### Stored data

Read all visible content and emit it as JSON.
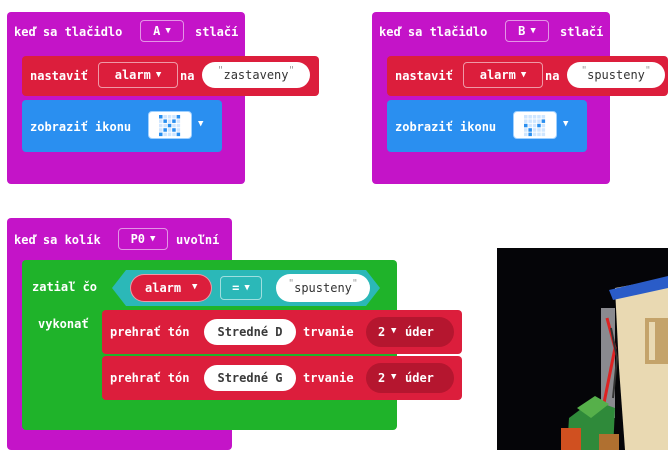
{
  "block_a": {
    "hat_prefix": "keď sa tlačidlo",
    "button": "A",
    "hat_suffix": "stlačí",
    "set_label": "nastaviť",
    "variable": "alarm",
    "to_label": "na",
    "value": "zastaveny",
    "show_label": "zobraziť ikonu"
  },
  "block_b": {
    "hat_prefix": "keď sa tlačidlo",
    "button": "B",
    "hat_suffix": "stlačí",
    "set_label": "nastaviť",
    "variable": "alarm",
    "to_label": "na",
    "value": "spusteny",
    "show_label": "zobraziť ikonu"
  },
  "block_pin": {
    "hat_prefix": "keď sa kolík",
    "pin": "P0",
    "hat_suffix": "uvoľní",
    "while_label": "zatiaľ čo",
    "do_label": "vykonať",
    "variable": "alarm",
    "operator": "=",
    "compare_value": "spusteny",
    "tone1": {
      "label": "prehrať tón",
      "note": "Stredné D",
      "duration_label": "trvanie",
      "beats": "2",
      "unit": "úder"
    },
    "tone2": {
      "label": "prehrať tón",
      "note": "Stredné G",
      "duration_label": "trvanie",
      "beats": "2",
      "unit": "úder"
    }
  },
  "colors": {
    "event": "#c414c8",
    "variables": "#dc1e3c",
    "basic": "#2a8ff0",
    "loops": "#1fb32a",
    "logic": "#2bb8b8"
  },
  "icons": {
    "a": "x-icon",
    "b": "check-icon",
    "dropdown": "chevron-down-icon"
  }
}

### Given instruction
Leave out the pictures and transcribe the entries above exactly.

### Reply to the task
Read all visible content and emit it as JSON.
{
  "block_a": {
    "hat_prefix": "keď sa tlačidlo",
    "button": "A",
    "hat_suffix": "stlačí",
    "set_label": "nastaviť",
    "variable": "alarm",
    "to_label": "na",
    "value": "zastaveny",
    "show_label": "zobraziť ikonu"
  },
  "block_b": {
    "hat_prefix": "keď sa tlačidlo",
    "button": "B",
    "hat_suffix": "stlačí",
    "set_label": "nastaviť",
    "variable": "alarm",
    "to_label": "na",
    "value": "spusteny",
    "show_label": "zobraziť ikonu"
  },
  "block_pin": {
    "hat_prefix": "keď sa kolík",
    "pin": "P0",
    "hat_suffix": "uvoľní",
    "while_label": "zatiaľ čo",
    "do_label": "vykonať",
    "variable": "alarm",
    "operator": "=",
    "compare_value": "spusteny",
    "tone1": {
      "label": "prehrať tón",
      "note": "Stredné D",
      "duration_label": "trvanie",
      "beats": "2",
      "unit": "úder"
    },
    "tone2": {
      "label": "prehrať tón",
      "note": "Stredné G",
      "duration_label": "trvanie",
      "beats": "2",
      "unit": "úder"
    }
  },
  "colors": {
    "event": "#c414c8",
    "variables": "#dc1e3c",
    "basic": "#2a8ff0",
    "loops": "#1fb32a",
    "logic": "#2bb8b8"
  },
  "icons": {
    "a": "x-icon",
    "b": "check-icon",
    "dropdown": "chevron-down-icon"
  }
}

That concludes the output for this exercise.